課題: 「series-line-measured-cross-polar — [130, 646, 352, 844]」を含む行から「radial-tick-label: -40 — [19, 728, 37, 742]」を含む行まで(両端の行も含む)を、一字一句そのまま書き写しなさい。

資料:
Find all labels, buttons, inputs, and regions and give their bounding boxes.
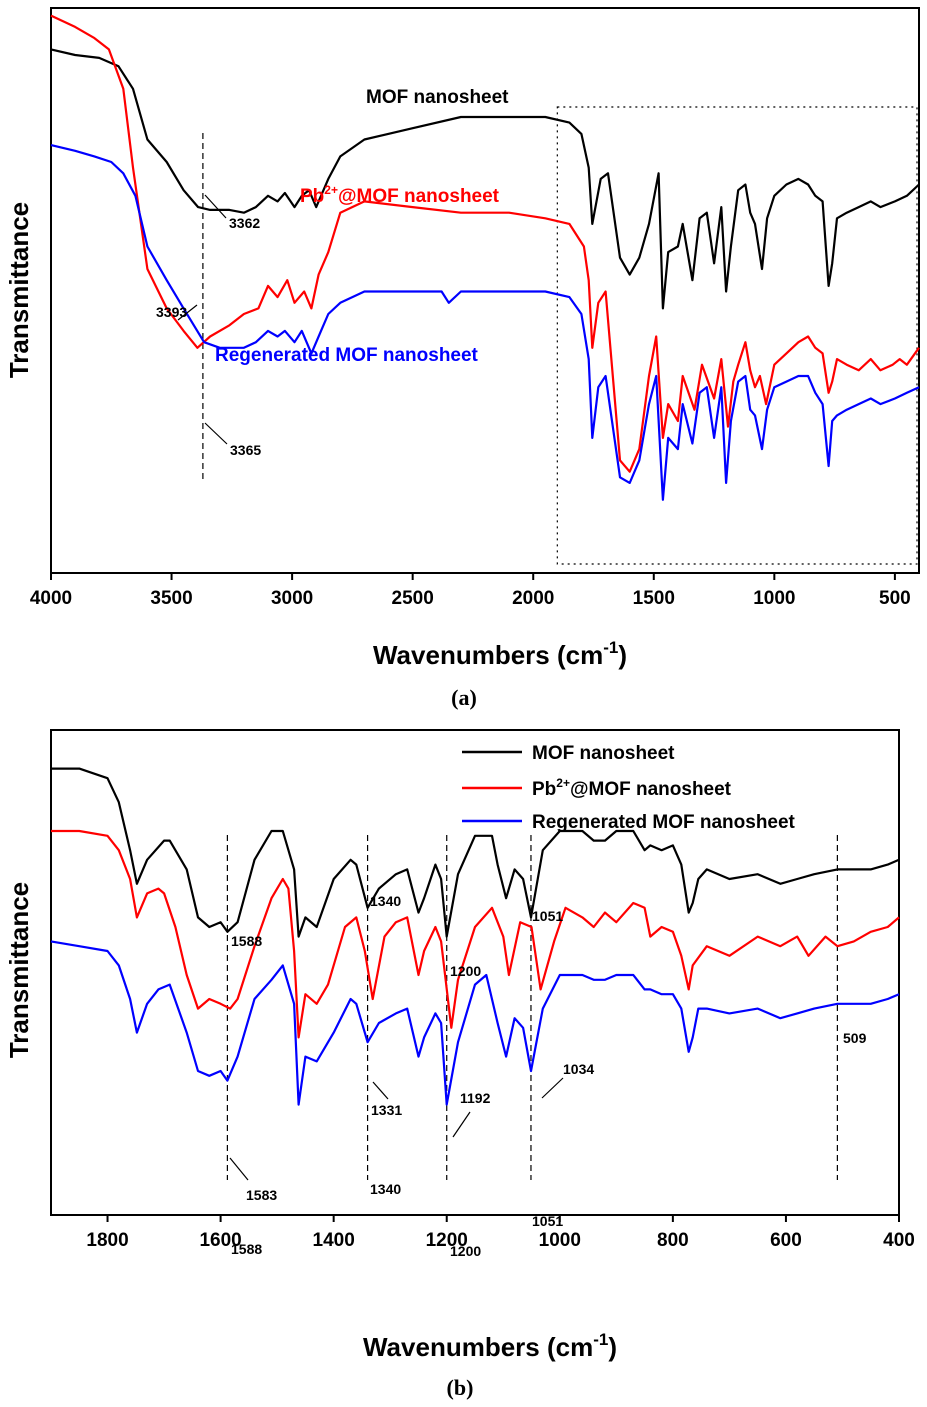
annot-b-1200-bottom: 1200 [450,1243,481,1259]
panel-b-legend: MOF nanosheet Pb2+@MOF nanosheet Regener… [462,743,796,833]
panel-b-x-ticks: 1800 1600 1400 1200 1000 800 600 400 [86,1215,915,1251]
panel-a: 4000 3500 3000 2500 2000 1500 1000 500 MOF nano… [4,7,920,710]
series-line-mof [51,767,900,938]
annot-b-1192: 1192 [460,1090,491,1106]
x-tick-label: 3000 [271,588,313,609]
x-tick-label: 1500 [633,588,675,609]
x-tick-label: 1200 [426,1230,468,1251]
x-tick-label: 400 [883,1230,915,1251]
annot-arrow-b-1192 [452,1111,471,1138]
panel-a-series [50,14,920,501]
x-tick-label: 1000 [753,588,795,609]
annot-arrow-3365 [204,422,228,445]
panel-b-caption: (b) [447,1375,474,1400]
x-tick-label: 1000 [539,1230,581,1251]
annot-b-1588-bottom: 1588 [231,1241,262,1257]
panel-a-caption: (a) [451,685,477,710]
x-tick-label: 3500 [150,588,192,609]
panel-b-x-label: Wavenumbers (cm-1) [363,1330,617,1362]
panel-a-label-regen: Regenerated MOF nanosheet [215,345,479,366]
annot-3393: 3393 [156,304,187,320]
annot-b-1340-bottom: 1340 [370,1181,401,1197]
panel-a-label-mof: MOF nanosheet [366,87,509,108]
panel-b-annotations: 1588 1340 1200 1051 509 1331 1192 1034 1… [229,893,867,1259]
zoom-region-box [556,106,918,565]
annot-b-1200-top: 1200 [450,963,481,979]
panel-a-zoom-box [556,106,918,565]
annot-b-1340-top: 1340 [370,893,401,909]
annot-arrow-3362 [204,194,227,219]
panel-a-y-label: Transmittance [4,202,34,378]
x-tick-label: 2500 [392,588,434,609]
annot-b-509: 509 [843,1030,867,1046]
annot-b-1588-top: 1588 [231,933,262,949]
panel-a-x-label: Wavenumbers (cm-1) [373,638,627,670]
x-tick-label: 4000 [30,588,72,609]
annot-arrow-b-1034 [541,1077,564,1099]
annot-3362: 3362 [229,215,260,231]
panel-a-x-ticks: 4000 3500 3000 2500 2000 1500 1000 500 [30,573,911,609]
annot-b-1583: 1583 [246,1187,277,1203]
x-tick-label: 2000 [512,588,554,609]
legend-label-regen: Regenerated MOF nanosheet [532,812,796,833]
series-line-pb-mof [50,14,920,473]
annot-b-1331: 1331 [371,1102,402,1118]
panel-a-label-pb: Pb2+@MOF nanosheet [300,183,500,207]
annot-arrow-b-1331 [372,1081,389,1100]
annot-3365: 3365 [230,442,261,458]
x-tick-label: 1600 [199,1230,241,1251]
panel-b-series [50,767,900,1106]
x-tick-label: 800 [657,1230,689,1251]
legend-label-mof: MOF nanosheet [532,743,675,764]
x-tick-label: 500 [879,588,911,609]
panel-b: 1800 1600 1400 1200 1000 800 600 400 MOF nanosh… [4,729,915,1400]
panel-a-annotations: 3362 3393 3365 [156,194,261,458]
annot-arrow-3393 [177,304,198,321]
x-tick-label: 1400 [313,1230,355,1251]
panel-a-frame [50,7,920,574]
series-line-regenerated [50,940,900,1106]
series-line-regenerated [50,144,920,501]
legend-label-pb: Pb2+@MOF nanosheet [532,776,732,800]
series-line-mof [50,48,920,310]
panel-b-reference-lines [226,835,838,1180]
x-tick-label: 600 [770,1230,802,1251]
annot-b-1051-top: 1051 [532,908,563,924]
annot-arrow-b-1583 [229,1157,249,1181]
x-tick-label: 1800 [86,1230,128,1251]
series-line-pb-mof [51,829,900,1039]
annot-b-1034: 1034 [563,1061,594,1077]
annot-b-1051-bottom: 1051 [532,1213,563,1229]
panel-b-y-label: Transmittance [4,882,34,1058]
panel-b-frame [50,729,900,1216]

* * *

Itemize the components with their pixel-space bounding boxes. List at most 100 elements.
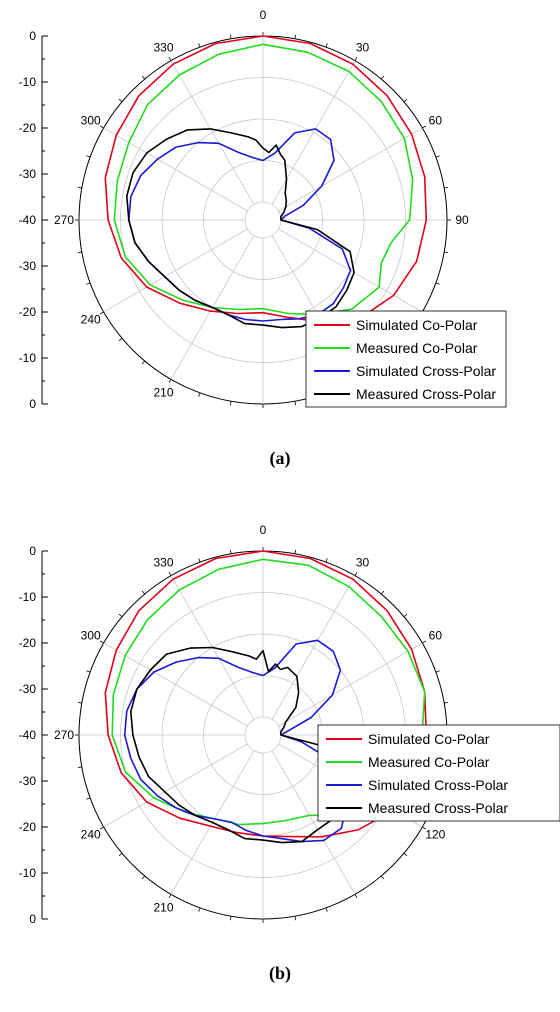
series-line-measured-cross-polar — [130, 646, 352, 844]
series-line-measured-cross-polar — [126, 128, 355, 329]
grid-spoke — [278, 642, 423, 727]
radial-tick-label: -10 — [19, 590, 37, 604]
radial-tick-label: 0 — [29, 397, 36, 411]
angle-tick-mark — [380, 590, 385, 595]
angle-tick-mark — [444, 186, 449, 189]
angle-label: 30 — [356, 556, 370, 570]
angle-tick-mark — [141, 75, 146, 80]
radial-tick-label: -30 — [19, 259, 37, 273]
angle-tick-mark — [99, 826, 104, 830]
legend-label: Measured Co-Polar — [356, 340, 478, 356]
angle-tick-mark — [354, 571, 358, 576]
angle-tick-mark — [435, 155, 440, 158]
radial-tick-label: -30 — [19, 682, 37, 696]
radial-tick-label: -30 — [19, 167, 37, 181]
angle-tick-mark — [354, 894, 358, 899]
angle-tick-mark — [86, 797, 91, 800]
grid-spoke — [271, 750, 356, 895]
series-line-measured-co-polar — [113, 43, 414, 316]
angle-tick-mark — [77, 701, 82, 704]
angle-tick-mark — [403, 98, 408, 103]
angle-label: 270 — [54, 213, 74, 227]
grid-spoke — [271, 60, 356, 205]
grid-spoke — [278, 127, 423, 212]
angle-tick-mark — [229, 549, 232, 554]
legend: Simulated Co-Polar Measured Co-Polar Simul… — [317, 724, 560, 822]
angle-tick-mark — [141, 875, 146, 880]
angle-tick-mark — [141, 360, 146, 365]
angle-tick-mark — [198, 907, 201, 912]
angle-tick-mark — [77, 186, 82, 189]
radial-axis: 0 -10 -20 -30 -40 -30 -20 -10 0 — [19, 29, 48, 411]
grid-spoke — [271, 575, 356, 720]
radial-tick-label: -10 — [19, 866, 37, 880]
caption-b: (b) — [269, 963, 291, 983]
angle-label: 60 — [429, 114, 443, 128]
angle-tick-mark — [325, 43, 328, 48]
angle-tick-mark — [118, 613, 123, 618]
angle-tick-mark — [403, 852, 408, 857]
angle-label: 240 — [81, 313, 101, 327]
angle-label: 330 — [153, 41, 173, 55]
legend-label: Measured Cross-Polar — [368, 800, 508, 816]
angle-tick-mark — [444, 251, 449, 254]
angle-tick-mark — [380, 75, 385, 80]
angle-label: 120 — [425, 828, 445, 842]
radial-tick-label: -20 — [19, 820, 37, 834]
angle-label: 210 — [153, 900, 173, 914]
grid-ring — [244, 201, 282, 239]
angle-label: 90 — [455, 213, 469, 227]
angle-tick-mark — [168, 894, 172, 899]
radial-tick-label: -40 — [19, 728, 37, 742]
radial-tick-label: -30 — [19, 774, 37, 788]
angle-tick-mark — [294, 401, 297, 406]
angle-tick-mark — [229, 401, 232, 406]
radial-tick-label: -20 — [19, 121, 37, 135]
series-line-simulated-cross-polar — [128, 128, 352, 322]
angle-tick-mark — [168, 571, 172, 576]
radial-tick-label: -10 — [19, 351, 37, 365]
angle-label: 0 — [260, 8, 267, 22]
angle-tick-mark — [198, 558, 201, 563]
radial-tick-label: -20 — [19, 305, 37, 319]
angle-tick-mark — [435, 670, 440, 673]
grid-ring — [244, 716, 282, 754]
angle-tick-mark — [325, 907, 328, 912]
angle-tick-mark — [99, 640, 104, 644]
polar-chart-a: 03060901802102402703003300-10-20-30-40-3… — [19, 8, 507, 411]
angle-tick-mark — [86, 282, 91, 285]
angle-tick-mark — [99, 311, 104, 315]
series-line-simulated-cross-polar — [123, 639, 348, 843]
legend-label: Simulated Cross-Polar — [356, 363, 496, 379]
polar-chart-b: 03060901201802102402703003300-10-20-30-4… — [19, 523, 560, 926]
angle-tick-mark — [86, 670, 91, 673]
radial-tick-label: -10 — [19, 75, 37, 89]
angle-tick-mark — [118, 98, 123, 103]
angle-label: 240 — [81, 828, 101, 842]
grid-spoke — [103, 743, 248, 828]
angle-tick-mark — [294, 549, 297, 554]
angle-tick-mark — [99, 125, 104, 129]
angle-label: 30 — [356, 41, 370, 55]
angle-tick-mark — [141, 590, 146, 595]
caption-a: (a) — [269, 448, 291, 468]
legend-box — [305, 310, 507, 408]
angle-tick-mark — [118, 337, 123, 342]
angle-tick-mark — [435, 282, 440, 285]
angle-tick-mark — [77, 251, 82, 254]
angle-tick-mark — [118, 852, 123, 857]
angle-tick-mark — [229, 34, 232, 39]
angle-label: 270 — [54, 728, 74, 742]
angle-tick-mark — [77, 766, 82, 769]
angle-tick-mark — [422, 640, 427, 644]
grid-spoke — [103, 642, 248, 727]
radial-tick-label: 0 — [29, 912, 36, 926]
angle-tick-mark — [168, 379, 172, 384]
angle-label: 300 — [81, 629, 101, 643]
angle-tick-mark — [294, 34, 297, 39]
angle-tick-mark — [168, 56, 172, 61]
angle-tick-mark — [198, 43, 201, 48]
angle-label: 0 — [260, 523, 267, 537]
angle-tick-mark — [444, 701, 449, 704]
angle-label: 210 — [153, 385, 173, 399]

解答:
series-line-measured-cross-polar — [130, 646, 352, 844]
series-line-measured-cross-polar — [126, 128, 355, 329]
grid-spoke — [278, 642, 423, 727]
radial-tick-label: -10 — [19, 590, 37, 604]
radial-tick-label: 0 — [29, 397, 36, 411]
angle-tick-mark — [380, 590, 385, 595]
angle-tick-mark — [444, 186, 449, 189]
angle-label: 30 — [356, 556, 370, 570]
angle-tick-mark — [141, 75, 146, 80]
radial-tick-label: -30 — [19, 259, 37, 273]
angle-tick-mark — [99, 826, 104, 830]
legend-label: Measured Co-Polar — [356, 340, 478, 356]
angle-tick-mark — [354, 571, 358, 576]
angle-tick-mark — [435, 155, 440, 158]
radial-tick-label: -30 — [19, 682, 37, 696]
radial-tick-label: -30 — [19, 167, 37, 181]
angle-tick-mark — [354, 894, 358, 899]
angle-tick-mark — [86, 797, 91, 800]
grid-spoke — [271, 750, 356, 895]
series-line-measured-co-polar — [113, 43, 414, 316]
angle-tick-mark — [77, 701, 82, 704]
angle-tick-mark — [403, 98, 408, 103]
angle-label: 270 — [54, 213, 74, 227]
grid-spoke — [271, 60, 356, 205]
grid-spoke — [278, 127, 423, 212]
angle-tick-mark — [229, 549, 232, 554]
legend: Simulated Co-Polar Measured Co-Polar Simul… — [317, 724, 560, 822]
angle-tick-mark — [141, 875, 146, 880]
angle-tick-mark — [141, 360, 146, 365]
angle-tick-mark — [198, 907, 201, 912]
angle-tick-mark — [77, 186, 82, 189]
radial-axis: 0 -10 -20 -30 -40 -30 -20 -10 0 — [19, 29, 48, 411]
grid-spoke — [271, 575, 356, 720]
radial-tick-label: -10 — [19, 866, 37, 880]
caption-b: (b) — [269, 963, 291, 983]
angle-label: 60 — [429, 114, 443, 128]
angle-tick-mark — [325, 43, 328, 48]
angle-tick-mark — [118, 613, 123, 618]
angle-tick-mark — [403, 852, 408, 857]
angle-label: 240 — [81, 313, 101, 327]
angle-label: 330 — [153, 41, 173, 55]
legend-label: Measured Cross-Polar — [368, 800, 508, 816]
angle-tick-mark — [444, 251, 449, 254]
angle-tick-mark — [380, 75, 385, 80]
angle-label: 120 — [425, 828, 445, 842]
radial-tick-label: -20 — [19, 820, 37, 834]
angle-label: 210 — [153, 900, 173, 914]
grid-ring — [244, 201, 282, 239]
angle-label: 90 — [455, 213, 469, 227]
angle-tick-mark — [168, 894, 172, 899]
radial-tick-label: -40 — [19, 728, 37, 742]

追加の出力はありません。